■ **INFORMATION SUPPLIED**
Start

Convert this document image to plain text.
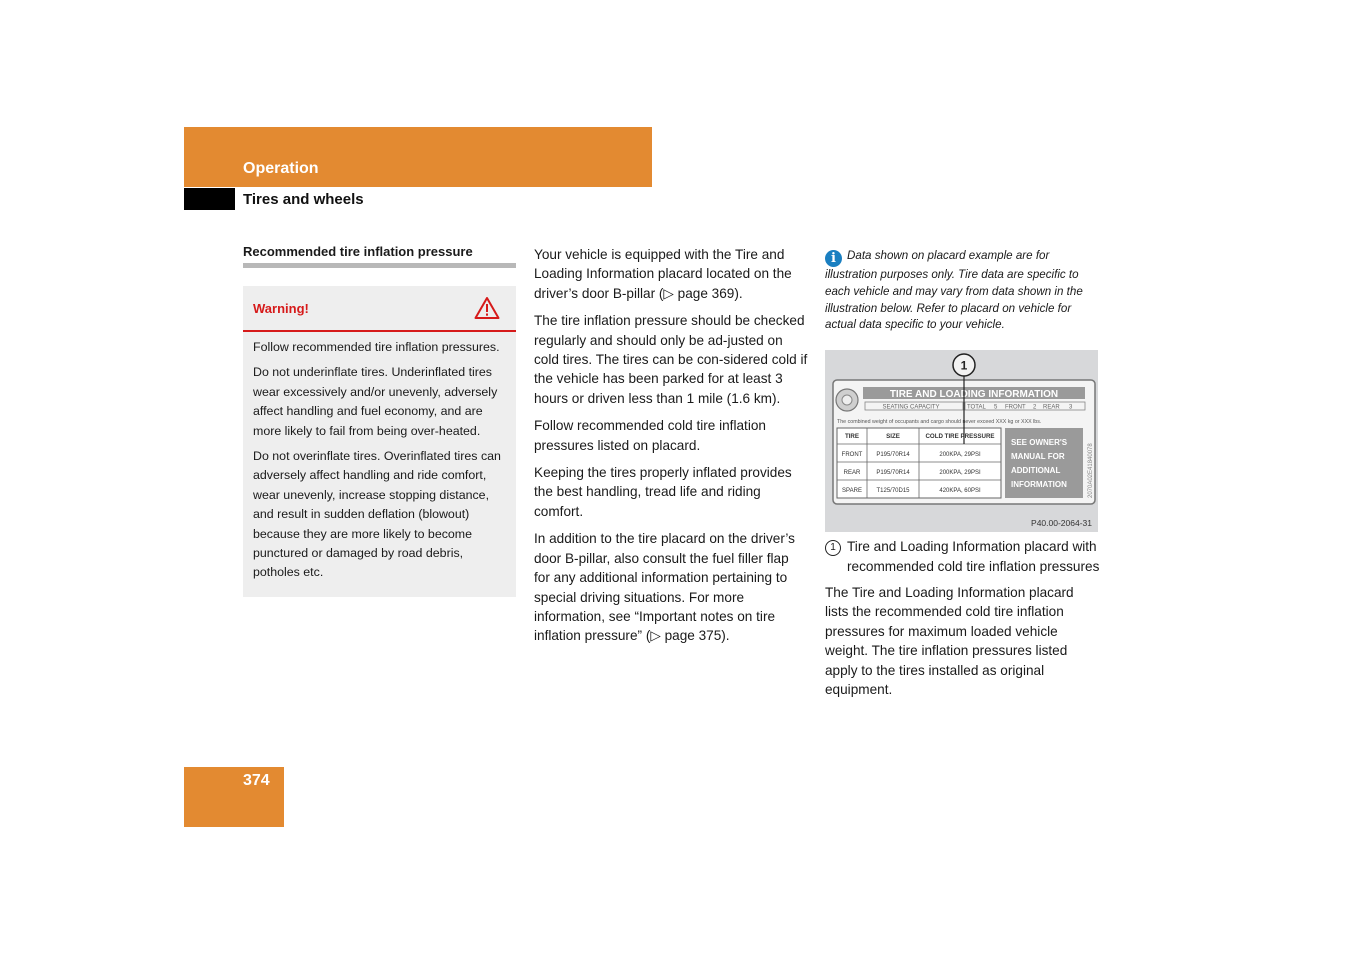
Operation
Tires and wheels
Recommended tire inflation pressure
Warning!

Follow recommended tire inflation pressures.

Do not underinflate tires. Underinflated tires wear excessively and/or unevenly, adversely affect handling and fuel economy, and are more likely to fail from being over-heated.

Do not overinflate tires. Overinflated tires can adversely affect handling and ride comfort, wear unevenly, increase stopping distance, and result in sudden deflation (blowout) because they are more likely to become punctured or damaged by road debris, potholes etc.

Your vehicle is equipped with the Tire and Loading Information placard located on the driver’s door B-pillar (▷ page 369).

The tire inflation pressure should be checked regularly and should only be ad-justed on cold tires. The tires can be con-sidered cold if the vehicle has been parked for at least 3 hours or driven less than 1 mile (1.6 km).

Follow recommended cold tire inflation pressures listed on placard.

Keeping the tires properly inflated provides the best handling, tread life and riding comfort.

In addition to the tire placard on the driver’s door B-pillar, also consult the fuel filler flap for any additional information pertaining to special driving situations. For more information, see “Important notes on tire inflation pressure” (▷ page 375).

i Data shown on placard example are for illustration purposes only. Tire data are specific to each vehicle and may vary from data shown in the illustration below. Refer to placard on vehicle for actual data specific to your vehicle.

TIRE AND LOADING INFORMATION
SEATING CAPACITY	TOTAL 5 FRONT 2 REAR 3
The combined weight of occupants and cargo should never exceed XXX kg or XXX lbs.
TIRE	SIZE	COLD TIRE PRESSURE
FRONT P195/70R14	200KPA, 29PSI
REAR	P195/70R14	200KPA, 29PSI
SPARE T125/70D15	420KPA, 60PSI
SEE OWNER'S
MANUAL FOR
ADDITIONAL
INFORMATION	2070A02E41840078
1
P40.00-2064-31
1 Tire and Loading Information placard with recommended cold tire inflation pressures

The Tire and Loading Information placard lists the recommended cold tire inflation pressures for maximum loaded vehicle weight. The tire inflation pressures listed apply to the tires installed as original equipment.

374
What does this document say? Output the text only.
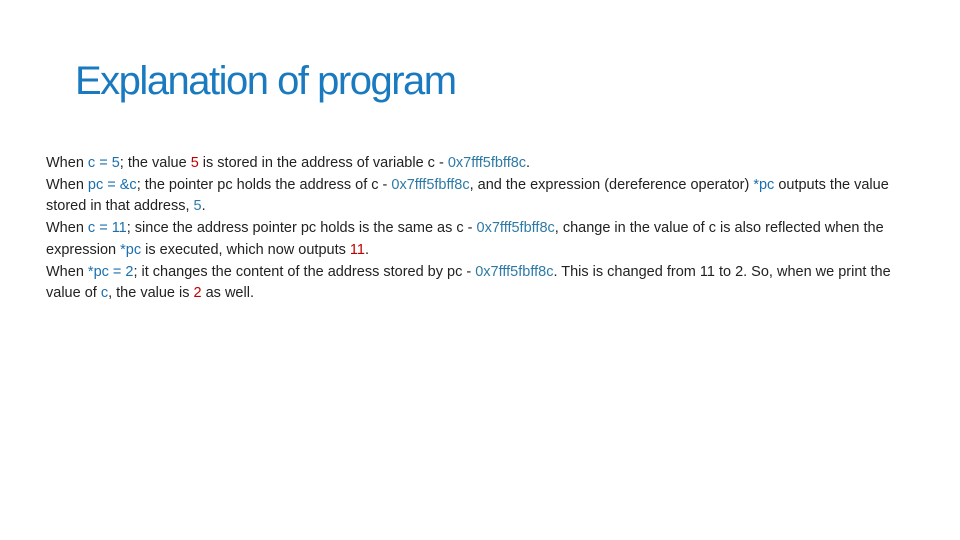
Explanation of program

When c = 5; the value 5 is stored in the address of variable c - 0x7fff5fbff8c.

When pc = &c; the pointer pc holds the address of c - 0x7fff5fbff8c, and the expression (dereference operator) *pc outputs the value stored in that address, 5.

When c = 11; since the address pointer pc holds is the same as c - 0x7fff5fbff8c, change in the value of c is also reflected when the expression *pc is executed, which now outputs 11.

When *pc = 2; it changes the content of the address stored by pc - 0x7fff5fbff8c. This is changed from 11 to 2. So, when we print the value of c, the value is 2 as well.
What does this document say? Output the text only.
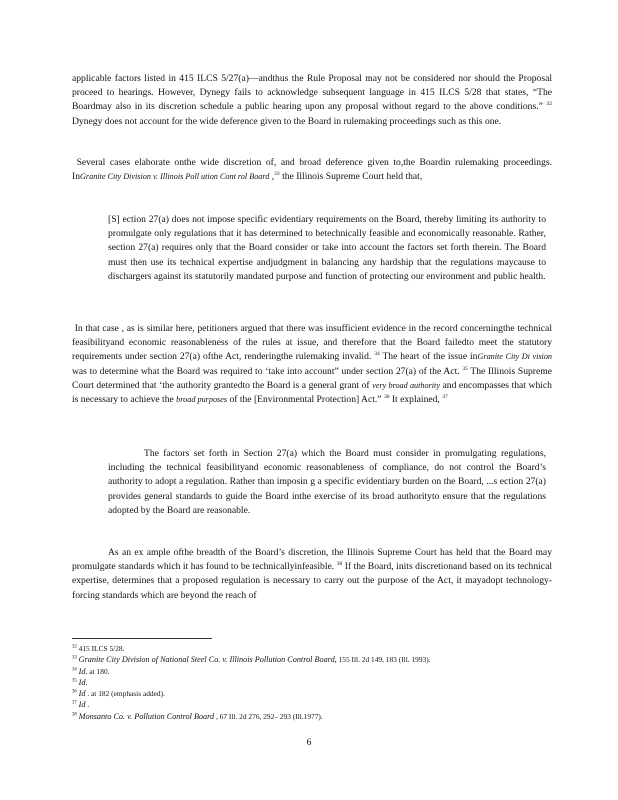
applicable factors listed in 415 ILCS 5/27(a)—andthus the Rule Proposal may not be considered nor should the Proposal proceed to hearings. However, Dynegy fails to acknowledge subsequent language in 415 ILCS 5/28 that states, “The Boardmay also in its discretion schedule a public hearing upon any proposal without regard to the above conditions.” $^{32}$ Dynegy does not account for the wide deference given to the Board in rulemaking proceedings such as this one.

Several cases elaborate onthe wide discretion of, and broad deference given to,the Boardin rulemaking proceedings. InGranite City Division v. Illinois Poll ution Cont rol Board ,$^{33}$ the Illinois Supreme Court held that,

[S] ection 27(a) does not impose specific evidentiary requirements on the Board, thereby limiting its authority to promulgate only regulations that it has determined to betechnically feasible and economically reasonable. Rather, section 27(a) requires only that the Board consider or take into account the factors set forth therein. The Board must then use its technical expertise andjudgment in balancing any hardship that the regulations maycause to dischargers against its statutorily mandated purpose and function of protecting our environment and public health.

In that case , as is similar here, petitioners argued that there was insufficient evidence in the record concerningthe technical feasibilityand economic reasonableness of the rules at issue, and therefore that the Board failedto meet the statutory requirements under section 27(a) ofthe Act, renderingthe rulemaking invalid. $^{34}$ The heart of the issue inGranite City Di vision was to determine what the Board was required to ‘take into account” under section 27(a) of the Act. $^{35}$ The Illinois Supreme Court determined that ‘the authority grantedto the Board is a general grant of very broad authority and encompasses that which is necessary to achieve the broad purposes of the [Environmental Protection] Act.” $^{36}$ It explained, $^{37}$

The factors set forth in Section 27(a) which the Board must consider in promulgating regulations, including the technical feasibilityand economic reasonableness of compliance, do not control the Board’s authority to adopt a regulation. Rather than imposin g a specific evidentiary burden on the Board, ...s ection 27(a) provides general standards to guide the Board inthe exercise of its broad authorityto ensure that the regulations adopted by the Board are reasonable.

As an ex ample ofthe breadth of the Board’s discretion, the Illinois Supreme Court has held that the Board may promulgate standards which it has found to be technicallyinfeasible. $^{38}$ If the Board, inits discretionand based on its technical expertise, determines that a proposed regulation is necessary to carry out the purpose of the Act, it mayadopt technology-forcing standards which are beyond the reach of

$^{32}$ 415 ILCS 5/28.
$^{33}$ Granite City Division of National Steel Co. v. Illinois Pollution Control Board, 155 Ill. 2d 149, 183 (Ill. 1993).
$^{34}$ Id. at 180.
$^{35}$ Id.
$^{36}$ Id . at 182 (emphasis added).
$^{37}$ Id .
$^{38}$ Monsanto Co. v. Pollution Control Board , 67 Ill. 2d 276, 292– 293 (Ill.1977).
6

End

■ **PROBLEM**
From the listing above, pick out each line where the word "pointer" appears.

■ **ANSWER TO THE TASK**
When pc = &c; the pointer pc holds the address of c - 0x7fff5fbff8c, and the expression (dereference operator) *pc outputs the value stored in that address, 5.
When c = 11; since the address pointer pc holds is the same as c - 0x7fff5fbff8c, change in the value of c is also reflected when the expression *pc is executed, which now outputs 11.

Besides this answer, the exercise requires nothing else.